>>>>
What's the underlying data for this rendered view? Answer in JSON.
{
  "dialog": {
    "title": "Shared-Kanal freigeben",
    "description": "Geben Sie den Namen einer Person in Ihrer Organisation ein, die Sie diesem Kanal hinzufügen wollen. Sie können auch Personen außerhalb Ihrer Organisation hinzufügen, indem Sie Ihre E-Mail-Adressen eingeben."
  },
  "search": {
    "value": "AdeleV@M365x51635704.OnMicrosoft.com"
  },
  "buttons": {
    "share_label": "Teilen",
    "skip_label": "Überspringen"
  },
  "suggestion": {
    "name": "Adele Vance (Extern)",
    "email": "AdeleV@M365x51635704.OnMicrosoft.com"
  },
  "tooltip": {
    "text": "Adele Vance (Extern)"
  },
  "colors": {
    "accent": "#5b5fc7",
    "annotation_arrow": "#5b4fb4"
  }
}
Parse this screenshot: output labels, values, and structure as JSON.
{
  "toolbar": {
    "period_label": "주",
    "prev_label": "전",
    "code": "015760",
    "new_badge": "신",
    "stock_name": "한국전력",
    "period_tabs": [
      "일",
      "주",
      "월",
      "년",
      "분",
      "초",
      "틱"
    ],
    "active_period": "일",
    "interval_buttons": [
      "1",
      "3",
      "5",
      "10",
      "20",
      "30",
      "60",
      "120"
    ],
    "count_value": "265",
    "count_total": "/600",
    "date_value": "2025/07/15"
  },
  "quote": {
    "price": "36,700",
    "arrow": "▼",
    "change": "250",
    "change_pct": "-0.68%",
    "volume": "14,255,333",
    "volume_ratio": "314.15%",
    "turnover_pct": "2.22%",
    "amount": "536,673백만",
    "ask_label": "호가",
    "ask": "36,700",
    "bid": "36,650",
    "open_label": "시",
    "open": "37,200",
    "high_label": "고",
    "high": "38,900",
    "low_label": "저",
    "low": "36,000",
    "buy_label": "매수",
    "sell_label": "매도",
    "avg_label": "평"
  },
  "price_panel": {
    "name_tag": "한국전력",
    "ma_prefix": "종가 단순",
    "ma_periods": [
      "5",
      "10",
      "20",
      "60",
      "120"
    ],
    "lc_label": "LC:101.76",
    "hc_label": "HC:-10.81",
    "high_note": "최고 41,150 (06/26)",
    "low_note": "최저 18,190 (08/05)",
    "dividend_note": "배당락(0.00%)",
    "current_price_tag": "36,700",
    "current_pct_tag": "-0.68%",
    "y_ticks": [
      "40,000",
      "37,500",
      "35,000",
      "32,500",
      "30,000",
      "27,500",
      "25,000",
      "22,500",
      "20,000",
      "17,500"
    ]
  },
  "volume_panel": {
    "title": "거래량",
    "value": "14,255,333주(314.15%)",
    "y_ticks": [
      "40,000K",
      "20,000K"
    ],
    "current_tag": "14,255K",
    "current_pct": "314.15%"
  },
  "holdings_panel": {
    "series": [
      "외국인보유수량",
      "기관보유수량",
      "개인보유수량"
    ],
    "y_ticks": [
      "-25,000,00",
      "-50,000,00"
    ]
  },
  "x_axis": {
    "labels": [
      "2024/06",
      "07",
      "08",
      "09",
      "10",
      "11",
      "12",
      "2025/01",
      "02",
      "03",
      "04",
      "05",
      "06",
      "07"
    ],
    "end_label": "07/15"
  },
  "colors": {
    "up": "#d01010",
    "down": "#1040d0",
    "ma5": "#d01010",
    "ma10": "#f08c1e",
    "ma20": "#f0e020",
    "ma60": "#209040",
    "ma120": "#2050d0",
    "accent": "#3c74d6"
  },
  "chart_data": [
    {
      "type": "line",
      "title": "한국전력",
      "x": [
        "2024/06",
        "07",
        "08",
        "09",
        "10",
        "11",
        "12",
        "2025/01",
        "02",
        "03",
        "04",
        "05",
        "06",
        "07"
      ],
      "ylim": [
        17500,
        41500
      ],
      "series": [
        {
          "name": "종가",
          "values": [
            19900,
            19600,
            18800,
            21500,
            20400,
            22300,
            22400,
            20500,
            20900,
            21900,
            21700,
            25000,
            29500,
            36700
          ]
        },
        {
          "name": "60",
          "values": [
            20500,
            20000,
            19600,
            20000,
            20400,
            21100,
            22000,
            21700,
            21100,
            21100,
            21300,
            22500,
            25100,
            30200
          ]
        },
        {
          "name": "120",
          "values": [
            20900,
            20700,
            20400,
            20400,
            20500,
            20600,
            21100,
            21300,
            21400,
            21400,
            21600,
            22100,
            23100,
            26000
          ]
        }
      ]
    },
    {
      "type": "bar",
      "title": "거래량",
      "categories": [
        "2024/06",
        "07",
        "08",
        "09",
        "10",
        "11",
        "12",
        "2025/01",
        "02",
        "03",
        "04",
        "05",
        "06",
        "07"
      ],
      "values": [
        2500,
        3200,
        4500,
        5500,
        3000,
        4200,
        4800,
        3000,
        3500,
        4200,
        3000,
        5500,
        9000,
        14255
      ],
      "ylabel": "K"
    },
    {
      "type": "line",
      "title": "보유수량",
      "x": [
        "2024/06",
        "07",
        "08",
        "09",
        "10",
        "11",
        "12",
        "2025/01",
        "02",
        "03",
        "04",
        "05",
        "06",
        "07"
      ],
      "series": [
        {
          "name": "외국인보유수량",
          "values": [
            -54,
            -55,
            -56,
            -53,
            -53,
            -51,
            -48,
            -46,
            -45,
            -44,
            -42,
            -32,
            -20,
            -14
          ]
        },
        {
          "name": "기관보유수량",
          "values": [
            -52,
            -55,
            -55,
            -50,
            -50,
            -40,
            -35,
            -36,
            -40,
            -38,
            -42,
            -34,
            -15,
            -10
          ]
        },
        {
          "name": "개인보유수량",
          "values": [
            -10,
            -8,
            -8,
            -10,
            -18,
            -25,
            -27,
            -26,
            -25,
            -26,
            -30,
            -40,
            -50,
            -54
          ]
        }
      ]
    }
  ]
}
<<<<
# Exercise aim:
Reproduce the full listing word for word.

# Task output:
What's the underlying data for this rendered view? Answer in JSON.
{
  "dialog": {
    "title": "Shared-Kanal freigeben",
    "description": "Geben Sie den Namen einer Person in Ihrer Organisation ein, die Sie diesem Kanal hinzufügen wollen. Sie können auch Personen außerhalb Ihrer Organisation hinzufügen, indem Sie Ihre E-Mail-Adressen eingeben."
  },
  "search": {
    "value": "AdeleV@M365x51635704.OnMicrosoft.com"
  },
  "buttons": {
    "share_label": "Teilen",
    "skip_label": "Überspringen"
  },
  "suggestion": {
    "name": "Adele Vance (Extern)",
    "email": "AdeleV@M365x51635704.OnMicrosoft.com"
  },
  "tooltip": {
    "text": "Adele Vance (Extern)"
  },
  "colors": {
    "accent": "#5b5fc7",
    "annotation_arrow": "#5b4fb4"
  }
}
Parse this screenshot: output labels, values, and structure as JSON.
{
  "toolbar": {
    "period_label": "주",
    "prev_label": "전",
    "code": "015760",
    "new_badge": "신",
    "stock_name": "한국전력",
    "period_tabs": [
      "일",
      "주",
      "월",
      "년",
      "분",
      "초",
      "틱"
    ],
    "active_period": "일",
    "interval_buttons": [
      "1",
      "3",
      "5",
      "10",
      "20",
      "30",
      "60",
      "120"
    ],
    "count_value": "265",
    "count_total": "/600",
    "date_value": "2025/07/15"
  },
  "quote": {
    "price": "36,700",
    "arrow": "▼",
    "change": "250",
    "change_pct": "-0.68%",
    "volume": "14,255,333",
    "volume_ratio": "314.15%",
    "turnover_pct": "2.22%",
    "amount": "536,673백만",
    "ask_label": "호가",
    "ask": "36,700",
    "bid": "36,650",
    "open_label": "시",
    "open": "37,200",
    "high_label": "고",
    "high": "38,900",
    "low_label": "저",
    "low": "36,000",
    "buy_label": "매수",
    "sell_label": "매도",
    "avg_label": "평"
  },
  "price_panel": {
    "name_tag": "한국전력",
    "ma_prefix": "종가 단순",
    "ma_periods": [
      "5",
      "10",
      "20",
      "60",
      "120"
    ],
    "lc_label": "LC:101.76",
    "hc_label": "HC:-10.81",
    "high_note": "최고 41,150 (06/26)",
    "low_note": "최저 18,190 (08/05)",
    "dividend_note": "배당락(0.00%)",
    "current_price_tag": "36,700",
    "current_pct_tag": "-0.68%",
    "y_ticks": [
      "40,000",
      "37,500",
      "35,000",
      "32,500",
      "30,000",
      "27,500",
      "25,000",
      "22,500",
      "20,000",
      "17,500"
    ]
  },
  "volume_panel": {
    "title": "거래량",
    "value": "14,255,333주(314.15%)",
    "y_ticks": [
      "40,000K",
      "20,000K"
    ],
    "current_tag": "14,255K",
    "current_pct": "314.15%"
  },
  "holdings_panel": {
    "series": [
      "외국인보유수량",
      "기관보유수량",
      "개인보유수량"
    ],
    "y_ticks": [
      "-25,000,00",
      "-50,000,00"
    ]
  },
  "x_axis": {
    "labels": [
      "2024/06",
      "07",
      "08",
      "09",
      "10",
      "11",
      "12",
      "2025/01",
      "02",
      "03",
      "04",
      "05",
      "06",
      "07"
    ],
    "end_label": "07/15"
  },
  "colors": {
    "up": "#d01010",
    "down": "#1040d0",
    "ma5": "#d01010",
    "ma10": "#f08c1e",
    "ma20": "#f0e020",
    "ma60": "#209040",
    "ma120": "#2050d0",
    "accent": "#3c74d6"
  },
  "chart_data": [
    {
      "type": "line",
      "title": "한국전력",
      "x": [
        "2024/06",
        "07",
        "08",
        "09",
        "10",
        "11",
        "12",
        "2025/01",
        "02",
        "03",
        "04",
        "05",
        "06",
        "07"
      ],
      "ylim": [
        17500,
        41500
      ],
      "series": [
        {
          "name": "종가",
          "values": [
            19900,
            19600,
            18800,
            21500,
            20400,
            22300,
            22400,
            20500,
            20900,
            21900,
            21700,
            25000,
            29500,
            36700
          ]
        },
        {
          "name": "60",
          "values": [
            20500,
            20000,
            19600,
            20000,
            20400,
            21100,
            22000,
            21700,
            21100,
            21100,
            21300,
            22500,
            25100,
            30200
          ]
        },
        {
          "name": "120",
          "values": [
            20900,
            20700,
            20400,
            20400,
            20500,
            20600,
            21100,
            21300,
            21400,
            21400,
            21600,
            22100,
            23100,
            26000
          ]
        }
      ]
    },
    {
      "type": "bar",
      "title": "거래량",
      "categories": [
        "2024/06",
        "07",
        "08",
        "09",
        "10",
        "11",
        "12",
        "2025/01",
        "02",
        "03",
        "04",
        "05",
        "06",
        "07"
      ],
      "values": [
        2500,
        3200,
        4500,
        5500,
        3000,
        4200,
        4800,
        3000,
        3500,
        4200,
        3000,
        5500,
        9000,
        14255
      ],
      "ylabel": "K"
    },
    {
      "type": "line",
      "title": "보유수량",
      "x": [
        "2024/06",
        "07",
        "08",
        "09",
        "10",
        "11",
        "12",
        "2025/01",
        "02",
        "03",
        "04",
        "05",
        "06",
        "07"
      ],
      "series": [
        {
          "name": "외국인보유수량",
          "values": [
            -54,
            -55,
            -56,
            -53,
            -53,
            -51,
            -48,
            -46,
            -45,
            -44,
            -42,
            -32,
            -20,
            -14
          ]
        },
        {
          "name": "기관보유수량",
          "values": [
            -52,
            -55,
            -55,
            -50,
            -50,
            -40,
            -35,
            -36,
            -40,
            -38,
            -42,
            -34,
            -15,
            -10
          ]
        },
        {
          "name": "개인보유수량",
          "values": [
            -10,
            -8,
            -8,
            -10,
            -18,
            -25,
            -27,
            -26,
            -25,
            -26,
            -30,
            -40,
            -50,
            -54
          ]
        }
      ]
    }
  ]
}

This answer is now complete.